-- start of SUPPLIED MATERIAL --
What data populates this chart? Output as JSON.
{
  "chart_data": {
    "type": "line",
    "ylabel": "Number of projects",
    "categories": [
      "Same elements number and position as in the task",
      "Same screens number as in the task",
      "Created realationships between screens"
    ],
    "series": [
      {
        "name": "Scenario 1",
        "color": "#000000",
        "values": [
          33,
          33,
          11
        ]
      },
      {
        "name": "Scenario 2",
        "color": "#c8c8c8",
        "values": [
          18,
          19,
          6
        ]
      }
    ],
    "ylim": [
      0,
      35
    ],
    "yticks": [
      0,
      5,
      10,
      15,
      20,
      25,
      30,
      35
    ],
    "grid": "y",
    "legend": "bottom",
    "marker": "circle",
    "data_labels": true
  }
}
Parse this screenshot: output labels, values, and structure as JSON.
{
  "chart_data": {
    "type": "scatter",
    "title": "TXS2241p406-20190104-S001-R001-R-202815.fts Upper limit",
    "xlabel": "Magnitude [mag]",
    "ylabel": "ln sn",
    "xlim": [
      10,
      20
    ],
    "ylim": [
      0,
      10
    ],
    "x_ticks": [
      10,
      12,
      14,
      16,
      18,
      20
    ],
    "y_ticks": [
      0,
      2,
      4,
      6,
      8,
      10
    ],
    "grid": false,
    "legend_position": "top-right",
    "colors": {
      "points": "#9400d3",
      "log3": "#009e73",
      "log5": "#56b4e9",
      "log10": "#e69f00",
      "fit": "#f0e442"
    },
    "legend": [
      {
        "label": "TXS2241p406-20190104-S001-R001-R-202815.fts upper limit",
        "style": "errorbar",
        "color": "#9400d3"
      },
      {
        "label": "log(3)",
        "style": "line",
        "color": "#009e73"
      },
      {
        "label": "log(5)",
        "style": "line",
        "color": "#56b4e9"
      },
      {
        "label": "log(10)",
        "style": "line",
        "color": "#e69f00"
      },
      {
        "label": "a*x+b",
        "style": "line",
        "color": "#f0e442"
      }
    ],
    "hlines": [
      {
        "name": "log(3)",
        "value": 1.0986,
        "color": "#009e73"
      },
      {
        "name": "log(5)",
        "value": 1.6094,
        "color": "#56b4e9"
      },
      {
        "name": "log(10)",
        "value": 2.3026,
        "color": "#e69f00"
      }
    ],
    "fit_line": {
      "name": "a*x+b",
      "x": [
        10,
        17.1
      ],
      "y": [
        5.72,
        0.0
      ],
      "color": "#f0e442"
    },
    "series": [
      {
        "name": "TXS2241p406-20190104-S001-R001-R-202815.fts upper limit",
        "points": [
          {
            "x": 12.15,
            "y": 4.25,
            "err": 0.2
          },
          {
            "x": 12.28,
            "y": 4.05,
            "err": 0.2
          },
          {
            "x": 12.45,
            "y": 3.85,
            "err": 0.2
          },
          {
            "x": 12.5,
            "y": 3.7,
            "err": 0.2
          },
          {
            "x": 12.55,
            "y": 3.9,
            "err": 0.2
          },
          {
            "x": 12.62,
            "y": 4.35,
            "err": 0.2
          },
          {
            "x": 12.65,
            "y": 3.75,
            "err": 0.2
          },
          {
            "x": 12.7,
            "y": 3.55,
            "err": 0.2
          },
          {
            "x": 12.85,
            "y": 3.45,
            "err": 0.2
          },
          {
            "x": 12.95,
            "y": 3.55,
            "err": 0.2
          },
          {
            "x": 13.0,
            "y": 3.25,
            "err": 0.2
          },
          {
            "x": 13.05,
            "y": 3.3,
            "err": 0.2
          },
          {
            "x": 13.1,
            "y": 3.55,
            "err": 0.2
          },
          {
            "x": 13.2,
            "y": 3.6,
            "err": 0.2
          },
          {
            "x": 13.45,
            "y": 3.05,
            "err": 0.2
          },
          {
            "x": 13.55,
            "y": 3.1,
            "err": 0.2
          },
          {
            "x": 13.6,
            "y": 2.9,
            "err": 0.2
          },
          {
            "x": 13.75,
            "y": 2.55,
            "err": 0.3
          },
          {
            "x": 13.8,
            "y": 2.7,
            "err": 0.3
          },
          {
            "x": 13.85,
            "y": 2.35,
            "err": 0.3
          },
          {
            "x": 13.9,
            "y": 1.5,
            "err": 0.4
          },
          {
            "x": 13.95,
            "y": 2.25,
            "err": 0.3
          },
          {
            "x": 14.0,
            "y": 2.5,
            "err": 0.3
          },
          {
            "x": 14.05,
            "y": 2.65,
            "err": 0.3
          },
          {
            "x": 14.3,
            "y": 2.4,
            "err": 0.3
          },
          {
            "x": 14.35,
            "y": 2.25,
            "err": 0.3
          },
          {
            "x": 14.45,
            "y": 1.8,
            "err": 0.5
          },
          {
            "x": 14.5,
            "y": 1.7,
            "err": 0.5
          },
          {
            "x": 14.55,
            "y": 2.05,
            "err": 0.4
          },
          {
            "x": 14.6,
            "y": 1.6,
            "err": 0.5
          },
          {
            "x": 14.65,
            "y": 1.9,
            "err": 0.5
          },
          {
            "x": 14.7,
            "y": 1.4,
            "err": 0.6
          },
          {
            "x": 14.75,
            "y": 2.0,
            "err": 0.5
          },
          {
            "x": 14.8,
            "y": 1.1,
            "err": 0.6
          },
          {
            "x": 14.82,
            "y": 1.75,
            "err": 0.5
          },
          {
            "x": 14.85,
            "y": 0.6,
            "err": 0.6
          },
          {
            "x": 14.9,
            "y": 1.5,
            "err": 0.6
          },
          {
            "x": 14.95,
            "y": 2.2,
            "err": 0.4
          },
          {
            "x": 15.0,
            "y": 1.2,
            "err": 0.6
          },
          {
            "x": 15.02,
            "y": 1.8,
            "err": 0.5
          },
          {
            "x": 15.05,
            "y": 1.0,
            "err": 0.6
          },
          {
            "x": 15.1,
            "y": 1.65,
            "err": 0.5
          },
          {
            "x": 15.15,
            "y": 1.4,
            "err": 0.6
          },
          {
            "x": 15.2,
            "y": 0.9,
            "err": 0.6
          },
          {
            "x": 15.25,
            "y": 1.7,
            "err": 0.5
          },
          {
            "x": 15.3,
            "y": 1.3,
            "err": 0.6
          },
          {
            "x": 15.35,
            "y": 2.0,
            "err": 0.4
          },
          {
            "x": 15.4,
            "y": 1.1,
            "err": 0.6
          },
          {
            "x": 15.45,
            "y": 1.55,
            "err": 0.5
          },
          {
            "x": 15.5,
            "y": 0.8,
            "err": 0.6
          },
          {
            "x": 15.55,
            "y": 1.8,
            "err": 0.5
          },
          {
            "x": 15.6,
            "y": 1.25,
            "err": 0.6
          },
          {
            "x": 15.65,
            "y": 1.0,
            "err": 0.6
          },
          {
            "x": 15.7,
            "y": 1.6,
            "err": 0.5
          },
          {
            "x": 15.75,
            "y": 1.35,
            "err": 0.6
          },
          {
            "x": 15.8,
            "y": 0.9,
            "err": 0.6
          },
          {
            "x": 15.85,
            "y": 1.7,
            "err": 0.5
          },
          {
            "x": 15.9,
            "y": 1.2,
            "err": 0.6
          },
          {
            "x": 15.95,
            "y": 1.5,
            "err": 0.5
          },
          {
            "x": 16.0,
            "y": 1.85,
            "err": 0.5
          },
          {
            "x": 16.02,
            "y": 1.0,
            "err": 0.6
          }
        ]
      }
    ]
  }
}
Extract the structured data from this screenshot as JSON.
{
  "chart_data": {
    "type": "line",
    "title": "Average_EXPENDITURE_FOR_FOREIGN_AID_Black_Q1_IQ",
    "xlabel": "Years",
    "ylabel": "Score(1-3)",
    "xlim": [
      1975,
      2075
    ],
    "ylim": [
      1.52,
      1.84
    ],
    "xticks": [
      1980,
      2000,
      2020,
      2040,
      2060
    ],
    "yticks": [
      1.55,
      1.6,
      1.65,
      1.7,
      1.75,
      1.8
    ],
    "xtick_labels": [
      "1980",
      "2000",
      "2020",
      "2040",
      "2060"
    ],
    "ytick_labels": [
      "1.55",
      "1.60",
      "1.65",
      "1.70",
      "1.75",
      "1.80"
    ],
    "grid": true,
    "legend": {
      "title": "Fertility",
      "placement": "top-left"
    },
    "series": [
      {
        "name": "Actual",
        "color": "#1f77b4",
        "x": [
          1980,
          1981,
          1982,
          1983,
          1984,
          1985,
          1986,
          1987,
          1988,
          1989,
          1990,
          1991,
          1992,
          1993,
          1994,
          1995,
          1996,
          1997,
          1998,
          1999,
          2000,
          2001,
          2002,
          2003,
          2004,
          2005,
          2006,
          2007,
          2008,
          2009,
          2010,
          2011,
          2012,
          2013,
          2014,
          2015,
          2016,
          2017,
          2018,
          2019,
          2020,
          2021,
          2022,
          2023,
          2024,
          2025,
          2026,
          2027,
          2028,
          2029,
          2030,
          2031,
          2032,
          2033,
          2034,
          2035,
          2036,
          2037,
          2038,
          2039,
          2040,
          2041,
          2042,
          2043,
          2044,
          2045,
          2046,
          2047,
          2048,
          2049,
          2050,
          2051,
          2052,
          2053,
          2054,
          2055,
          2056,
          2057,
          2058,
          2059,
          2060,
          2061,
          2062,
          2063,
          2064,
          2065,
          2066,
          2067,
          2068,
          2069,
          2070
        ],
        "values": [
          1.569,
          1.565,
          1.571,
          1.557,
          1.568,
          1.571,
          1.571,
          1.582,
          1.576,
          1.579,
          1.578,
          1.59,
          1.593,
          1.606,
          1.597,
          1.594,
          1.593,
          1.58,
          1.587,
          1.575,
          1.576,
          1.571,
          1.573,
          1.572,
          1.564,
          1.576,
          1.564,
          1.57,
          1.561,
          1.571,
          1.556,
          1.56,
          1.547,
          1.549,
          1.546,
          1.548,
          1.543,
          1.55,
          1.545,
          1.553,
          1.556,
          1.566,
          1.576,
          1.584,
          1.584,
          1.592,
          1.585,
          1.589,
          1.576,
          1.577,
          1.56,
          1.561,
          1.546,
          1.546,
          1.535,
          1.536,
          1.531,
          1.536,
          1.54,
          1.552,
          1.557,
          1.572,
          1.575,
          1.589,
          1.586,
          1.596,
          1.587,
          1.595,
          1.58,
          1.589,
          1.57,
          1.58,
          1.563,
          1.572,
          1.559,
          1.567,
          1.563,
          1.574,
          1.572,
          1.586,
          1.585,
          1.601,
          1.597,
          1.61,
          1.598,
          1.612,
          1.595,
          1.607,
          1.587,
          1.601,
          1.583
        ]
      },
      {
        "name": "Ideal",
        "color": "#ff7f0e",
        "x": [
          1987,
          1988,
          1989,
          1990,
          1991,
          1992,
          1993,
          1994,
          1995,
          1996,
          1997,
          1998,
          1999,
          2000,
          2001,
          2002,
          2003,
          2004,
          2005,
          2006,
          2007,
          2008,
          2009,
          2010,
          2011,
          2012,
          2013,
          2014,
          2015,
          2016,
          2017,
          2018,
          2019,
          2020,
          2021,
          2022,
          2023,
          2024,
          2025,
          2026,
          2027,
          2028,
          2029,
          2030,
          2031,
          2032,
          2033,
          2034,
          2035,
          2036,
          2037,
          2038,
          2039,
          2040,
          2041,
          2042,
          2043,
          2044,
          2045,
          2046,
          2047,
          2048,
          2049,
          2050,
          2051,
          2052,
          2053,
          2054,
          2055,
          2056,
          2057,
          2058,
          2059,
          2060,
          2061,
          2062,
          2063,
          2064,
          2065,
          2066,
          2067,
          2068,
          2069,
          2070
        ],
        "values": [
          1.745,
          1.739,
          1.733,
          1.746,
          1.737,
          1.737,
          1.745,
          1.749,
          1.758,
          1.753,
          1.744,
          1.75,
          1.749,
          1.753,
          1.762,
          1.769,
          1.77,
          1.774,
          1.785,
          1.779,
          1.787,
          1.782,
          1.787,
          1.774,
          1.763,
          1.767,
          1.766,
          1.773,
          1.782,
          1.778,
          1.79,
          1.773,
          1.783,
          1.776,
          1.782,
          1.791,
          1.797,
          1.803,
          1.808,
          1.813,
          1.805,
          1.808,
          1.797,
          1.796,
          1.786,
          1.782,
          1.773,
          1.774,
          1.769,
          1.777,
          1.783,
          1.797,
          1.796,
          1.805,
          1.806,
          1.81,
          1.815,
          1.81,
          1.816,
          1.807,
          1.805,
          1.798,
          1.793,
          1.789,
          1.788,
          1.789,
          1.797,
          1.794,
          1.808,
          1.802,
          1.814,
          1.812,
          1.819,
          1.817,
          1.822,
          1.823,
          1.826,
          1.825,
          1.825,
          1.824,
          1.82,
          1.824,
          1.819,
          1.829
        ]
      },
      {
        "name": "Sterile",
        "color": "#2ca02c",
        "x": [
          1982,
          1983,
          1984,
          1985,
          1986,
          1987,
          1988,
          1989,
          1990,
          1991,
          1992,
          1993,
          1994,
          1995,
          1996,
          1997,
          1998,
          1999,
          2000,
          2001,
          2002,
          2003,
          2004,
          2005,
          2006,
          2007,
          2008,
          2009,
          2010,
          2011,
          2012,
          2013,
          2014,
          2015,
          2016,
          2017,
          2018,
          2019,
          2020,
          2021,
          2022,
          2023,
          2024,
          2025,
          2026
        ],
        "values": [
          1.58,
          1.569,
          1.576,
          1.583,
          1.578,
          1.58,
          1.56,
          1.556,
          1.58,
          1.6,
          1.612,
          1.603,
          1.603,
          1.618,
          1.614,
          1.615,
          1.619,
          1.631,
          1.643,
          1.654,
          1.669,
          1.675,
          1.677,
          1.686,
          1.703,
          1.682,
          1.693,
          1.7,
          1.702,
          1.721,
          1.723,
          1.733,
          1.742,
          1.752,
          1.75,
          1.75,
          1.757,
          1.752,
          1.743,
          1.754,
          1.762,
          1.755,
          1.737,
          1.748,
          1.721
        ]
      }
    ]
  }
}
-- end of SUPPLIED MATERIAL --
▶ **WHAT THE TASK ASKS**:
Check the data for the word "screenshot" and pull out the lines that have it.

▶ **RESULT**:
Parse this screenshot: output labels, values, and structure as JSON.
Extract the structured data from this screenshot as JSON.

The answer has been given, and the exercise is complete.